• Given instruction
Scan the records below for the word "name" and give only the number of lines that hold it.

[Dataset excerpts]

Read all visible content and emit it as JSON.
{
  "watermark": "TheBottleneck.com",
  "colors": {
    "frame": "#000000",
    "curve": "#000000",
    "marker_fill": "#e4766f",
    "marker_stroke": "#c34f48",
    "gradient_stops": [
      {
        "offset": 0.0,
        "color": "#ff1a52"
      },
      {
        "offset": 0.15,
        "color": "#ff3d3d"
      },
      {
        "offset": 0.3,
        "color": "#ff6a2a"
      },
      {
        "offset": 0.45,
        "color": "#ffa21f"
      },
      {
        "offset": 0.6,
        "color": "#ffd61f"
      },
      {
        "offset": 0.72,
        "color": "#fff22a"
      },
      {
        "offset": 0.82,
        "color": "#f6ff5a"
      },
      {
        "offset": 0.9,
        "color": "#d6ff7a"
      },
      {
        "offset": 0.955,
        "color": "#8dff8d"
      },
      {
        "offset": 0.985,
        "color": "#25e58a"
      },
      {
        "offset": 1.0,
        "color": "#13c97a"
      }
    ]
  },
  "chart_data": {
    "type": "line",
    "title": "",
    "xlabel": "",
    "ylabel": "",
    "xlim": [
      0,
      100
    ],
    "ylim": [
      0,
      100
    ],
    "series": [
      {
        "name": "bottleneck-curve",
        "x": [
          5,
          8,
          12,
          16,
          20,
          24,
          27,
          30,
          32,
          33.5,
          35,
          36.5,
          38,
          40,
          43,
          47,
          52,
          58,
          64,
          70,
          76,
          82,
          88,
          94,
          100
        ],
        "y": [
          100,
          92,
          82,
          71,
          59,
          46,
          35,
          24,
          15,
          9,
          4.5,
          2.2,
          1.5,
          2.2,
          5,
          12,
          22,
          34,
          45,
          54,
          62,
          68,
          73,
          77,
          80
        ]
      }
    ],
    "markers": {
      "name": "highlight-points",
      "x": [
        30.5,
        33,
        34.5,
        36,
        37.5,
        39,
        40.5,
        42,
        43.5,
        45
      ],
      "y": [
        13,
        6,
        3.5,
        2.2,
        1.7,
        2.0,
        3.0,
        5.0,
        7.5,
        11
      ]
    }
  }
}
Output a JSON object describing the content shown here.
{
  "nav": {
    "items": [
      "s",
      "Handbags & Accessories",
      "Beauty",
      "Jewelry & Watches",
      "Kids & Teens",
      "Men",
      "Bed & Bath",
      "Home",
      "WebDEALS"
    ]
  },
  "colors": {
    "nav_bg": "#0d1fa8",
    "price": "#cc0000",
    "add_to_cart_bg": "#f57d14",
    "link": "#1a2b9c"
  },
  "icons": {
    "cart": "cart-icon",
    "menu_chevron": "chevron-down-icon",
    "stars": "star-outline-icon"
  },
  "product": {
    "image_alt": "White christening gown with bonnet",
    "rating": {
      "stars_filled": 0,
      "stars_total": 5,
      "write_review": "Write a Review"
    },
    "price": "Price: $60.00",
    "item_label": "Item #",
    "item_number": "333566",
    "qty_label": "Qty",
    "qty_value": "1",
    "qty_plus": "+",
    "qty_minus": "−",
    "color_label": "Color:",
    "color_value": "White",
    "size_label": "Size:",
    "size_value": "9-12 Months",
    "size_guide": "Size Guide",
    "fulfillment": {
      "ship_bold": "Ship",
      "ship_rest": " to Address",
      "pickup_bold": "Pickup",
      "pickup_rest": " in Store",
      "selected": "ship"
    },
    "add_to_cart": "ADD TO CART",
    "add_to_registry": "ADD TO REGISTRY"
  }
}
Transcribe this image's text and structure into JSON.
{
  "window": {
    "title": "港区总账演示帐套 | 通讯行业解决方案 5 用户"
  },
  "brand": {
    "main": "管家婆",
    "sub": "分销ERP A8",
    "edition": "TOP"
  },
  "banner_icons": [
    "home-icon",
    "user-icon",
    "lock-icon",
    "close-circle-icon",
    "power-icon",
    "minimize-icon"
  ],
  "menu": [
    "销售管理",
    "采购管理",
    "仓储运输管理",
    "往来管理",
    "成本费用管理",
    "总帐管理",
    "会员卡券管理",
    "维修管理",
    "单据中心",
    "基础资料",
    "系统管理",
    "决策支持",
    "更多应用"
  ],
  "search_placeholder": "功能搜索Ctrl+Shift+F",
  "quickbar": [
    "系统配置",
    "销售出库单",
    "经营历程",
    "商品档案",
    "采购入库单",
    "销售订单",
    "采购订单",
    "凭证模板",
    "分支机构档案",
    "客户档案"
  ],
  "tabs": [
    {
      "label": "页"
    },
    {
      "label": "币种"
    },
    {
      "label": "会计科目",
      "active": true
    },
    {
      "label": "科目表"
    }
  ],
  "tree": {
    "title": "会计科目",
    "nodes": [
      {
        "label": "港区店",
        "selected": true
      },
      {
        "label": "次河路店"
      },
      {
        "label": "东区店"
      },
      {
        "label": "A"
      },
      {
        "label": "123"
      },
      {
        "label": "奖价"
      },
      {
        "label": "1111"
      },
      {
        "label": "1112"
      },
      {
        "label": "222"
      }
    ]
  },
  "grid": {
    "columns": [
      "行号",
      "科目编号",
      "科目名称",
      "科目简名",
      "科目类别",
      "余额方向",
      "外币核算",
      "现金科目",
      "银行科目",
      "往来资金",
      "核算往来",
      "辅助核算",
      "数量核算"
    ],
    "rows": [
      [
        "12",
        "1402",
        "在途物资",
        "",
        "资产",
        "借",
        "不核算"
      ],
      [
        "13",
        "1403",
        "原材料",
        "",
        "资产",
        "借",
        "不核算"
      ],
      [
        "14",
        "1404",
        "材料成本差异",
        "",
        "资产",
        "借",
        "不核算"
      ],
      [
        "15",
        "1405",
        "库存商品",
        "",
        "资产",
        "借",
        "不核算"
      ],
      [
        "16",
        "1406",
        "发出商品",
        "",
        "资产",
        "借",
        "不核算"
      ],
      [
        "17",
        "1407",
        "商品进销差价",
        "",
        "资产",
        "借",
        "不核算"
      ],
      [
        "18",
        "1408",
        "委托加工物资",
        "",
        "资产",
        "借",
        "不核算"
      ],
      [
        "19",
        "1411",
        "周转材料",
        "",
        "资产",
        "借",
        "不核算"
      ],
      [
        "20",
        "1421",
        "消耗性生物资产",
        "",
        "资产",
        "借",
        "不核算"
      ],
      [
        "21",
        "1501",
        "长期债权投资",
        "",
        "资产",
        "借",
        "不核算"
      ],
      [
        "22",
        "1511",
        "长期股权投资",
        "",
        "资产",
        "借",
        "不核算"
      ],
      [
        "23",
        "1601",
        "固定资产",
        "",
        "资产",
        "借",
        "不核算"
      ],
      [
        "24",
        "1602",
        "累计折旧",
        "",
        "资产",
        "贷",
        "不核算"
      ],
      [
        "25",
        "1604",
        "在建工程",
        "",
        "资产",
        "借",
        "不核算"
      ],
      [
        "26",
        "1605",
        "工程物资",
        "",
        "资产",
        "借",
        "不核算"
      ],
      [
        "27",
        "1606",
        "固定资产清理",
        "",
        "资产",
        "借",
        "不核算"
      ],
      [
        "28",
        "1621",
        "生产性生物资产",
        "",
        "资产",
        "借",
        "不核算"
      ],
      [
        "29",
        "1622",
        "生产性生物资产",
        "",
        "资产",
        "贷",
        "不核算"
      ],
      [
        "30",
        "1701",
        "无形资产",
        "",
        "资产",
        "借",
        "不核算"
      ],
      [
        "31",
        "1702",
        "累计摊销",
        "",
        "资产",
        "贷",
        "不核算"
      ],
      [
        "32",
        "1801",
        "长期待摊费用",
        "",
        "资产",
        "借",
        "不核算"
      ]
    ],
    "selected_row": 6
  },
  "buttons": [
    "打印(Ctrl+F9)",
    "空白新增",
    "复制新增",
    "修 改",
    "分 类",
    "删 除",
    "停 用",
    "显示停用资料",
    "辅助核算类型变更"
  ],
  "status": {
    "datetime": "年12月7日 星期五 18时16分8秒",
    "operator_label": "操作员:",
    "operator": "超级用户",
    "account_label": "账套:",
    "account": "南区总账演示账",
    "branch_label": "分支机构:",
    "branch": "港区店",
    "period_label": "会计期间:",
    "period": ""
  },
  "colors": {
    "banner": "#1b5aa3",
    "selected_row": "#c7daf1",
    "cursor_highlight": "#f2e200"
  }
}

• Final result
2